### What to do
Extract every line of the entries below word for word, leaving out the pictures.

**** Data shown ****

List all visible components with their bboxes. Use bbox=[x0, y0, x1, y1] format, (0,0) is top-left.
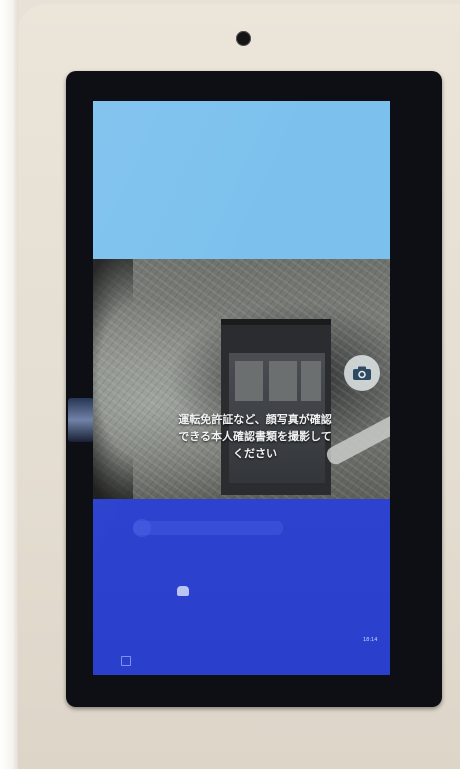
camera-icon bbox=[353, 366, 371, 380]
faded-text-row bbox=[133, 521, 283, 535]
pointer-icon bbox=[177, 586, 189, 596]
background-wall bbox=[0, 0, 18, 769]
instruction-line: できる本人確認書類を撮影して bbox=[178, 430, 332, 443]
shutter-button[interactable] bbox=[344, 355, 380, 391]
instruction-line: 運転免許証など、顔写真が確認 bbox=[178, 413, 332, 426]
camera-vignette bbox=[93, 259, 133, 499]
camera-scene-pane bbox=[301, 361, 321, 401]
instruction-line: ください bbox=[233, 447, 277, 460]
top-blank-panel bbox=[93, 101, 390, 259]
bottom-panel: 18:14 bbox=[93, 499, 390, 675]
camera-preview: 運転免許証など、顔写真が確認 できる本人確認書類を撮影して ください bbox=[93, 259, 390, 499]
kiosk-screen: 運転免許証など、顔写真が確認 できる本人確認書類を撮影して ください 18:14 bbox=[93, 101, 390, 675]
front-camera-lens bbox=[236, 31, 251, 46]
camera-scene-pane bbox=[235, 361, 263, 401]
bezel-reflection bbox=[68, 398, 94, 442]
camera-scene-pane bbox=[269, 361, 297, 401]
status-clock: 18:14 bbox=[363, 637, 378, 643]
capture-instruction: 運転免許証など、顔写真が確認 できる本人確認書類を撮影して ください bbox=[145, 411, 365, 462]
home-icon[interactable] bbox=[121, 656, 131, 666]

****

### Full answer
List all visible components with their bboxes. Use bbox=[x0, y0, x1, y1] format, (0,0) is top-left.
camera-icon bbox=[353, 366, 371, 380]
faded-text-row bbox=[133, 521, 283, 535]
pointer-icon bbox=[177, 586, 189, 596]
background-wall bbox=[0, 0, 18, 769]
instruction-line: できる本人確認書類を撮影して bbox=[178, 430, 332, 443]
shutter-button[interactable] bbox=[344, 355, 380, 391]
instruction-line: 運転免許証など、顔写真が確認 bbox=[178, 413, 332, 426]
camera-vignette bbox=[93, 259, 133, 499]
camera-scene-pane bbox=[301, 361, 321, 401]
instruction-line: ください bbox=[233, 447, 277, 460]
top-blank-panel bbox=[93, 101, 390, 259]
bottom-panel: 18:14 bbox=[93, 499, 390, 675]
camera-preview: 運転免許証など、顔写真が確認 できる本人確認書類を撮影して ください bbox=[93, 259, 390, 499]
kiosk-screen: 運転免許証など、顔写真が確認 できる本人確認書類を撮影して ください 18:14 bbox=[93, 101, 390, 675]
front-camera-lens bbox=[236, 31, 251, 46]
camera-scene-pane bbox=[235, 361, 263, 401]
bezel-reflection bbox=[68, 398, 94, 442]
camera-scene-pane bbox=[269, 361, 297, 401]
status-clock: 18:14 bbox=[363, 637, 378, 643]
capture-instruction: 運転免許証など、顔写真が確認 できる本人確認書類を撮影して ください bbox=[145, 411, 365, 462]
home-icon[interactable] bbox=[121, 656, 131, 666]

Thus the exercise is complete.